▶ [The records]

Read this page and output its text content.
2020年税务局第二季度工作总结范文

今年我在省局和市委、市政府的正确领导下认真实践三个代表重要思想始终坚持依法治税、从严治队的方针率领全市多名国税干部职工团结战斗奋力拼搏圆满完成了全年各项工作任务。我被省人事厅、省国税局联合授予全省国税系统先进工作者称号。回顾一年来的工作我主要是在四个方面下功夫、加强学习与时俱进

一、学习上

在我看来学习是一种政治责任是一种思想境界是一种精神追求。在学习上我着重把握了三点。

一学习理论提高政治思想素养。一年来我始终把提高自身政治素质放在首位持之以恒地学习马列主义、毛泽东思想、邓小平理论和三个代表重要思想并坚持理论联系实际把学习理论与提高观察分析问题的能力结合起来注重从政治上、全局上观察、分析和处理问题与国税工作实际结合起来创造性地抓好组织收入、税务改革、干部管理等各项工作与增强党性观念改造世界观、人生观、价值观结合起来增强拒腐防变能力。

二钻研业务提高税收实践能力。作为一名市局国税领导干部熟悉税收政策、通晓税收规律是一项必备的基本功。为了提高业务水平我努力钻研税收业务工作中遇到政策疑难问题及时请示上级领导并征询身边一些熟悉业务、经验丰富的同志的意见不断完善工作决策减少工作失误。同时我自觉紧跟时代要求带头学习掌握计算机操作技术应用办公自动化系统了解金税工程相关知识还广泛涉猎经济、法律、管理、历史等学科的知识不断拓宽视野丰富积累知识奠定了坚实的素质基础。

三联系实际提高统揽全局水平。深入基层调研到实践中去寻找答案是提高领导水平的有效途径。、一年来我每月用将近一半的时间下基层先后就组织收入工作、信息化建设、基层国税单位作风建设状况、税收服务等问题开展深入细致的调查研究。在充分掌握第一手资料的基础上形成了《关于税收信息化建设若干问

▶ [Short problem] Take the entries above and transcribe them in full.

▶ [Full solution]
Read this page and output its text content.
2020年税务局第二季度工作总结范文

今年我在省局和市委、市政府的正确领导下认真实践三个代表重要思想始终坚持依法治税、从严治队的方针率领全市多名国税干部职工团结战斗奋力拼搏圆满完成了全年各项工作任务。我被省人事厅、省国税局联合授予全省国税系统先进工作者称号。回顾一年来的工作我主要是在四个方面下功夫、加强学习与时俱进

一、学习上

在我看来学习是一种政治责任是一种思想境界是一种精神追求。在学习上我着重把握了三点。

一学习理论提高政治思想素养。一年来我始终把提高自身政治素质放在首位持之以恒地学习马列主义、毛泽东思想、邓小平理论和三个代表重要思想并坚持理论联系实际把学习理论与提高观察分析问题的能力结合起来注重从政治上、全局上观察、分析和处理问题与国税工作实际结合起来创造性地抓好组织收入、税务改革、干部管理等各项工作与增强党性观念改造世界观、人生观、价值观结合起来增强拒腐防变能力。

二钻研业务提高税收实践能力。作为一名市局国税领导干部熟悉税收政策、通晓税收规律是一项必备的基本功。为了提高业务水平我努力钻研税收业务工作中遇到政策疑难问题及时请示上级领导并征询身边一些熟悉业务、经验丰富的同志的意见不断完善工作决策减少工作失误。同时我自觉紧跟时代要求带头学习掌握计算机操作技术应用办公自动化系统了解金税工程相关知识还广泛涉猎经济、法律、管理、历史等学科的知识不断拓宽视野丰富积累知识奠定了坚实的素质基础。

三联系实际提高统揽全局水平。深入基层调研到实践中去寻找答案是提高领导水平的有效途径。、一年来我每月用将近一半的时间下基层先后就组织收入工作、信息化建设、基层国税单位作风建设状况、税收服务等问题开展深入细致的调查研究。在充分掌握第一手资料的基础上形成了《关于税收信息化建设若干问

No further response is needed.